[Figure contents as structured data]
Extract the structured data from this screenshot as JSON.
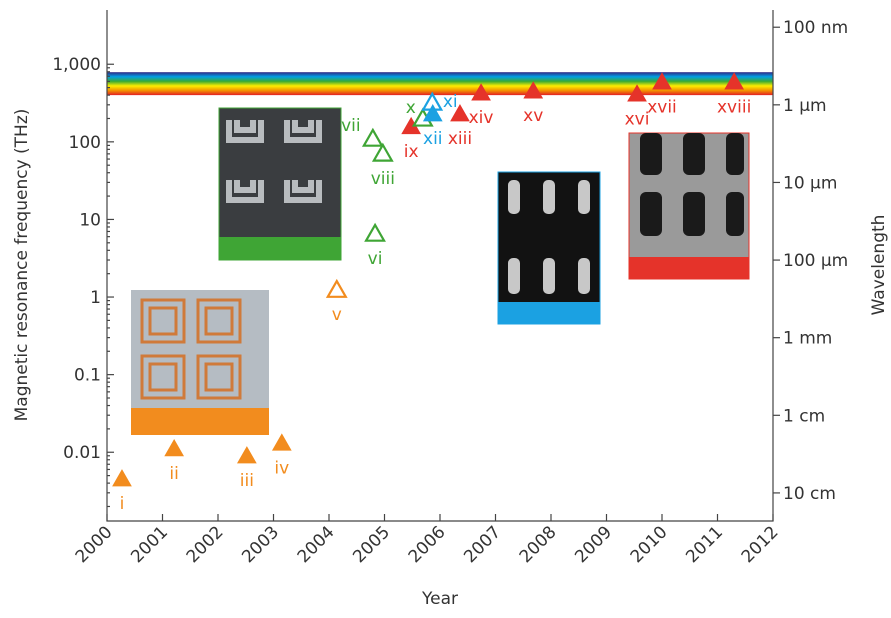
{
  "chart_data": {
    "type": "scatter",
    "xlabel": "Year",
    "ylabel": "Magnetic resonance frequency (THz)",
    "y2label": "Wavelength",
    "log_y": true,
    "xlim": [
      2000,
      2012
    ],
    "xticks": [
      2000,
      2001,
      2002,
      2003,
      2004,
      2005,
      2006,
      2007,
      2008,
      2009,
      2010,
      2011,
      2012
    ],
    "ylim": [
      0.0013,
      5000
    ],
    "yticks": [
      0.01,
      0.1,
      1,
      10,
      100,
      {
        "value": 1000,
        "label": "1,000"
      }
    ],
    "y2lim": [
      0.23,
      6e-08
    ],
    "y2ticks": [
      {
        "value": 1e-07,
        "label": "100 nm"
      },
      {
        "value": 1e-06,
        "label": "1 μm"
      },
      {
        "value": 1e-05,
        "label": "10 μm"
      },
      {
        "value": 0.0001,
        "label": "100 μm"
      },
      {
        "value": 0.001,
        "label": "1 mm"
      },
      {
        "value": 0.01,
        "label": "1 cm"
      },
      {
        "value": 0.1,
        "label": "10 cm"
      }
    ],
    "visible_band": [
      400,
      790
    ],
    "x": [
      2000.27,
      2001.21,
      2002.52,
      2003.15,
      2004.14,
      2004.83,
      2004.79,
      2004.97,
      2005.48,
      2005.69,
      2005.86,
      2005.87,
      2006.36,
      2006.74,
      2007.68,
      2009.55,
      2010.0,
      2011.3
    ],
    "values": [
      0.0045,
      0.011,
      0.0089,
      0.013,
      1.23,
      6.5,
      109,
      70,
      156,
      198,
      318,
      228,
      228,
      423,
      449,
      410,
      586,
      586
    ],
    "point_labels": [
      "i",
      "ii",
      "iii",
      "iv",
      "v",
      "vi",
      "vii",
      "viii",
      "ix",
      "x",
      "xi",
      "xii",
      "xiii",
      "xiv",
      "xv",
      "xvi",
      "xvii",
      "xviii"
    ],
    "colors": [
      "#f28c1e",
      "#f28c1e",
      "#f28c1e",
      "#f28c1e",
      "#f28c1e",
      "#3fa535",
      "#3fa535",
      "#3fa535",
      "#e5332a",
      "#3fa535",
      "#1ba1e2",
      "#1ba1e2",
      "#e5332a",
      "#e5332a",
      "#e5332a",
      "#e5332a",
      "#e5332a",
      "#e5332a"
    ],
    "filled": [
      true,
      true,
      true,
      true,
      false,
      false,
      false,
      false,
      true,
      false,
      false,
      true,
      true,
      true,
      true,
      true,
      true,
      true
    ]
  }
}
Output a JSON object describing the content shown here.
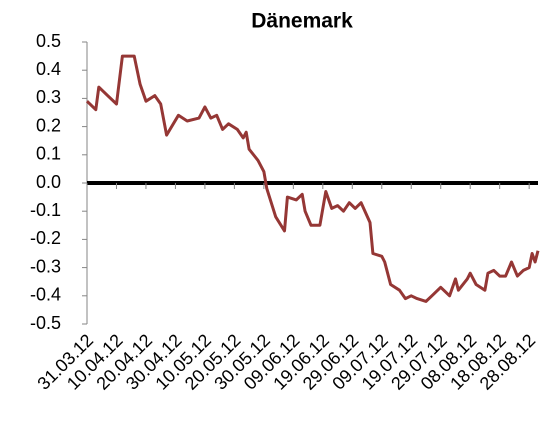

• _Problem to solve_:
Above are records with pictures; repeat the records exactly and leave the pictures out.

• _Output below_:
Extract the structured data from this screenshot as JSON.
{
  "chart_data": {
    "type": "scatter",
    "xlabel": "Year",
    "ylabel": "Magnetic resonance frequency (THz)",
    "y2label": "Wavelength",
    "log_y": true,
    "xlim": [
      2000,
      2012
    ],
    "xticks": [
      2000,
      2001,
      2002,
      2003,
      2004,
      2005,
      2006,
      2007,
      2008,
      2009,
      2010,
      2011,
      2012
    ],
    "ylim": [
      0.0013,
      5000
    ],
    "yticks": [
      0.01,
      0.1,
      1,
      10,
      100,
      {
        "value": 1000,
        "label": "1,000"
      }
    ],
    "y2lim": [
      0.23,
      6e-08
    ],
    "y2ticks": [
      {
        "value": 1e-07,
        "label": "100 nm"
      },
      {
        "value": 1e-06,
        "label": "1 μm"
      },
      {
        "value": 1e-05,
        "label": "10 μm"
      },
      {
        "value": 0.0001,
        "label": "100 μm"
      },
      {
        "value": 0.001,
        "label": "1 mm"
      },
      {
        "value": 0.01,
        "label": "1 cm"
      },
      {
        "value": 0.1,
        "label": "10 cm"
      }
    ],
    "visible_band": [
      400,
      790
    ],
    "x": [
      2000.27,
      2001.21,
      2002.52,
      2003.15,
      2004.14,
      2004.83,
      2004.79,
      2004.97,
      2005.48,
      2005.69,
      2005.86,
      2005.87,
      2006.36,
      2006.74,
      2007.68,
      2009.55,
      2010.0,
      2011.3
    ],
    "values": [
      0.0045,
      0.011,
      0.0089,
      0.013,
      1.23,
      6.5,
      109,
      70,
      156,
      198,
      318,
      228,
      228,
      423,
      449,
      410,
      586,
      586
    ],
    "point_labels": [
      "i",
      "ii",
      "iii",
      "iv",
      "v",
      "vi",
      "vii",
      "viii",
      "ix",
      "x",
      "xi",
      "xii",
      "xiii",
      "xiv",
      "xv",
      "xvi",
      "xvii",
      "xviii"
    ],
    "colors": [
      "#f28c1e",
      "#f28c1e",
      "#f28c1e",
      "#f28c1e",
      "#f28c1e",
      "#3fa535",
      "#3fa535",
      "#3fa535",
      "#e5332a",
      "#3fa535",
      "#1ba1e2",
      "#1ba1e2",
      "#e5332a",
      "#e5332a",
      "#e5332a",
      "#e5332a",
      "#e5332a",
      "#e5332a"
    ],
    "filled": [
      true,
      true,
      true,
      true,
      false,
      false,
      false,
      false,
      true,
      false,
      false,
      true,
      true,
      true,
      true,
      true,
      true,
      true
    ]
  }
}
Output a JSON object describing the content shown here.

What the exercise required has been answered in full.